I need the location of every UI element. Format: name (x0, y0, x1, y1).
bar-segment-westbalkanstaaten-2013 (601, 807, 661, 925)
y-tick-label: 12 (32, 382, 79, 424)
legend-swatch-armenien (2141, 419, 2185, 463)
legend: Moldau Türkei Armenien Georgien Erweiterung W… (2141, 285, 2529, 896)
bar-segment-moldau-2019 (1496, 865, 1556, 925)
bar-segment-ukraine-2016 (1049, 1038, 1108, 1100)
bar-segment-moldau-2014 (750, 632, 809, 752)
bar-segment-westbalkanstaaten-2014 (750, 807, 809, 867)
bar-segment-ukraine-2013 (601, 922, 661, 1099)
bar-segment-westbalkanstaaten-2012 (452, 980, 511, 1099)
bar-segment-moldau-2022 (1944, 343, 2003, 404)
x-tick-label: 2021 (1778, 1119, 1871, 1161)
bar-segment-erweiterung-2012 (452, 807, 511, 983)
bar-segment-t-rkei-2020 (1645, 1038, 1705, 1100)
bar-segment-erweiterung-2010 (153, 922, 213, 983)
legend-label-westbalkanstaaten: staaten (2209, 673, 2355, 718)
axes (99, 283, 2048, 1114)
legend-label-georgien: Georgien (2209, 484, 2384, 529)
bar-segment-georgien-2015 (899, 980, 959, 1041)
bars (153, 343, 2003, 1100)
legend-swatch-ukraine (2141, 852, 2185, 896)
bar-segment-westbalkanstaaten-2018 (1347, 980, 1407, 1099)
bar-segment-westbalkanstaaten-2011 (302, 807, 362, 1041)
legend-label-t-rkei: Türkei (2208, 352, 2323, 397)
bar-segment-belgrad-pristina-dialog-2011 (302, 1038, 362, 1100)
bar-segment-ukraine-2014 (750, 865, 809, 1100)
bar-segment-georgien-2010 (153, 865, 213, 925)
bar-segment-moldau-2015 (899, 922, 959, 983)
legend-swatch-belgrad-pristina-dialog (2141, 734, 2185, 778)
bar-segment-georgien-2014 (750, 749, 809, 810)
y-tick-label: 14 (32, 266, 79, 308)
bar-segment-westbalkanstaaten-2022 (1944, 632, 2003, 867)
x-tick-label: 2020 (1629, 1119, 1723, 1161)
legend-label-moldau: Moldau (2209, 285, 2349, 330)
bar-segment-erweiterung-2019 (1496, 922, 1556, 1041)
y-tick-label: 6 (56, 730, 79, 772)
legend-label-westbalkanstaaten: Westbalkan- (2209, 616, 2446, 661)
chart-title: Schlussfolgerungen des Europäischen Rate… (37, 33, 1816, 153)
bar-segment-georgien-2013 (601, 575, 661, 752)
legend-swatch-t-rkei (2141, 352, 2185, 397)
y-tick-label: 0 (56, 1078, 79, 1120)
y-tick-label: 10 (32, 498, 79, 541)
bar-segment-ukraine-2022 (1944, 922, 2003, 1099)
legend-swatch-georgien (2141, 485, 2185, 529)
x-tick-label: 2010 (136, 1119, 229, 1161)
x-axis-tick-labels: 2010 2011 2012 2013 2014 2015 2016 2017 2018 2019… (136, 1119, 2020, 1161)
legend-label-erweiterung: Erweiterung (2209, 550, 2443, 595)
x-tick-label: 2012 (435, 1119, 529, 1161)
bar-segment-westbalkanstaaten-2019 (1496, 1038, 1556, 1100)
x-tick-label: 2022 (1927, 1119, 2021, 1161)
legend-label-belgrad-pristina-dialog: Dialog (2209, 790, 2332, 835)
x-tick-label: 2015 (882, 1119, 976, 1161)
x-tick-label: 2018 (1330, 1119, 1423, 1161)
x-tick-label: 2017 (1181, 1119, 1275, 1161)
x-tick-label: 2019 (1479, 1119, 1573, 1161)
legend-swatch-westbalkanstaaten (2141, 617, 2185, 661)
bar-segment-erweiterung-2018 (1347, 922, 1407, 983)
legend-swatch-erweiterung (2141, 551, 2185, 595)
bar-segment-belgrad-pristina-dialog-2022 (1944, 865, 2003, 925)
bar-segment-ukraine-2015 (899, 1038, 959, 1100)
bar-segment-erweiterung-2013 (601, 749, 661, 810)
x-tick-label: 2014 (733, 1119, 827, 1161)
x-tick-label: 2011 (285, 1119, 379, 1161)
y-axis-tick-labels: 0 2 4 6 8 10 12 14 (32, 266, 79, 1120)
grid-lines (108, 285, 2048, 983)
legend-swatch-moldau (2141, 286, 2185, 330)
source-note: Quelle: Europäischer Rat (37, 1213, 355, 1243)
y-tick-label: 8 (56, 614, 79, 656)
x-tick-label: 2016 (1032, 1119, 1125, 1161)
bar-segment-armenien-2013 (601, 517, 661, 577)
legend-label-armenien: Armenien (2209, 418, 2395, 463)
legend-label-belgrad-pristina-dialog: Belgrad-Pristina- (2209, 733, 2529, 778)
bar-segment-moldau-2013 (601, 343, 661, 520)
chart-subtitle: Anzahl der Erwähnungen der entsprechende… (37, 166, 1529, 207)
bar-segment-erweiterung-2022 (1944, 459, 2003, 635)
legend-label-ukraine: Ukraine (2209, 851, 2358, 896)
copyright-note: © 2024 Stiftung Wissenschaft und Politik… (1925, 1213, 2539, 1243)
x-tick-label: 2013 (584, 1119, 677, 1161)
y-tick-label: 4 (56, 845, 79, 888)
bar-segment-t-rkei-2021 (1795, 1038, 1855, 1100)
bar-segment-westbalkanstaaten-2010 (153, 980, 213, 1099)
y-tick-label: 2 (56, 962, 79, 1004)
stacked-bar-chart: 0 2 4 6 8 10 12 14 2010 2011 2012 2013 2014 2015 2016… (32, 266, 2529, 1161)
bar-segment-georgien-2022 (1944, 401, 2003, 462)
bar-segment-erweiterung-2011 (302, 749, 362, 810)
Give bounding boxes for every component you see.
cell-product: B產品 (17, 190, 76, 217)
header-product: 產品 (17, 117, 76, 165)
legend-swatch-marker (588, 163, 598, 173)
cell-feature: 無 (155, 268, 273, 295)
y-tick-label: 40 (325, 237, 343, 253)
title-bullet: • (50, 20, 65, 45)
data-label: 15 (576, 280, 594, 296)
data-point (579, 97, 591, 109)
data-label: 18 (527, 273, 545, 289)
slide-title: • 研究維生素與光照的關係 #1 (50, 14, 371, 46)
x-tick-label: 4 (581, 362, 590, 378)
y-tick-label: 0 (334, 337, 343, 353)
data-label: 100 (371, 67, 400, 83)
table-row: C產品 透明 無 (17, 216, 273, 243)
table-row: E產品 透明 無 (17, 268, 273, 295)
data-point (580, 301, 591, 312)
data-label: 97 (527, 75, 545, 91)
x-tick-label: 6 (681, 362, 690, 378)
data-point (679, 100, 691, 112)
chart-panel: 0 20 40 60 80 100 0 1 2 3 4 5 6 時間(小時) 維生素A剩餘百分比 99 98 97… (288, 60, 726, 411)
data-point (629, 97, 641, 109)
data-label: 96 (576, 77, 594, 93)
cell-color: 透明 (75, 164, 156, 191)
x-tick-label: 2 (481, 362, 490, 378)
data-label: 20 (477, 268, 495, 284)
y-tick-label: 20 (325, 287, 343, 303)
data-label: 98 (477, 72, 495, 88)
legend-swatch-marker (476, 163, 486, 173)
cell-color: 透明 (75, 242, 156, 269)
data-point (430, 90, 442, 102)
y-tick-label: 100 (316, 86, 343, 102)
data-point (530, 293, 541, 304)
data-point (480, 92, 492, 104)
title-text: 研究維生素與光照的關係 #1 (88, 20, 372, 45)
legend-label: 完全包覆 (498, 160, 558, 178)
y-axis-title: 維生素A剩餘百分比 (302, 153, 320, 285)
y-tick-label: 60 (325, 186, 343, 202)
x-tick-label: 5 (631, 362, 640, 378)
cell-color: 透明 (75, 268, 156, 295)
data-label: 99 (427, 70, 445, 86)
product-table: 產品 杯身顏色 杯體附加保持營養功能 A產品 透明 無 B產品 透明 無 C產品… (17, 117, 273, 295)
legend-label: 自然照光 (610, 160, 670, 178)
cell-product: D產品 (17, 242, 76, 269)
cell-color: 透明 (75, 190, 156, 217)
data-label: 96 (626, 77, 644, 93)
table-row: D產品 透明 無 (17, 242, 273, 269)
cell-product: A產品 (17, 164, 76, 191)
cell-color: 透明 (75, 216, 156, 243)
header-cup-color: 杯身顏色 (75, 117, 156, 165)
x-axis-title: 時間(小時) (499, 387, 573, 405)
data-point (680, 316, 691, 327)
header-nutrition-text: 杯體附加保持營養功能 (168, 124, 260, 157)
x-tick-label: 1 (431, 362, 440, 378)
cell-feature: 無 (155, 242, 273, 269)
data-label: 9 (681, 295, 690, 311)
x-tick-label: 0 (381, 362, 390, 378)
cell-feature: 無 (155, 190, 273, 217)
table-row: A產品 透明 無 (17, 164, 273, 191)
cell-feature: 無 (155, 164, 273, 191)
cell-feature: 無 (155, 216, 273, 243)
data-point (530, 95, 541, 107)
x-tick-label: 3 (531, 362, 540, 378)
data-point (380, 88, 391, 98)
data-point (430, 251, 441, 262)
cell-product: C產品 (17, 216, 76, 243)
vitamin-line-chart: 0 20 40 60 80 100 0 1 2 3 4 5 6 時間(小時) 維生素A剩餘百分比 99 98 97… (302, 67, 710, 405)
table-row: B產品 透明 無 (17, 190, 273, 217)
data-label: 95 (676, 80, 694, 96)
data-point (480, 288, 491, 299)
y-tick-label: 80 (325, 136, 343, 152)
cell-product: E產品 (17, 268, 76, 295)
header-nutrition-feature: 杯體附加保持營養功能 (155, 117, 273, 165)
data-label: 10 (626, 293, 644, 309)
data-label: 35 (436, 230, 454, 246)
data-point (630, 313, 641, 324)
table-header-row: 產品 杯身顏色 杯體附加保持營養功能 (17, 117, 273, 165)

= = =

◆ **PROMPT**
Return, unchanged, the lines from the start of the data through the line containing "bar-segment-moldau-2022 (1944, 343, 2003, 404)", including both ends.

◆ **REPLY**
I need the location of every UI element. Format: name (x0, y0, x1, y1).
bar-segment-westbalkanstaaten-2013 (601, 807, 661, 925)
y-tick-label: 12 (32, 382, 79, 424)
legend-swatch-armenien (2141, 419, 2185, 463)
legend: Moldau Türkei Armenien Georgien Erweiterung W… (2141, 285, 2529, 896)
bar-segment-moldau-2019 (1496, 865, 1556, 925)
bar-segment-ukraine-2016 (1049, 1038, 1108, 1100)
bar-segment-moldau-2014 (750, 632, 809, 752)
bar-segment-westbalkanstaaten-2014 (750, 807, 809, 867)
bar-segment-ukraine-2013 (601, 922, 661, 1099)
bar-segment-westbalkanstaaten-2012 (452, 980, 511, 1099)
bar-segment-moldau-2022 (1944, 343, 2003, 404)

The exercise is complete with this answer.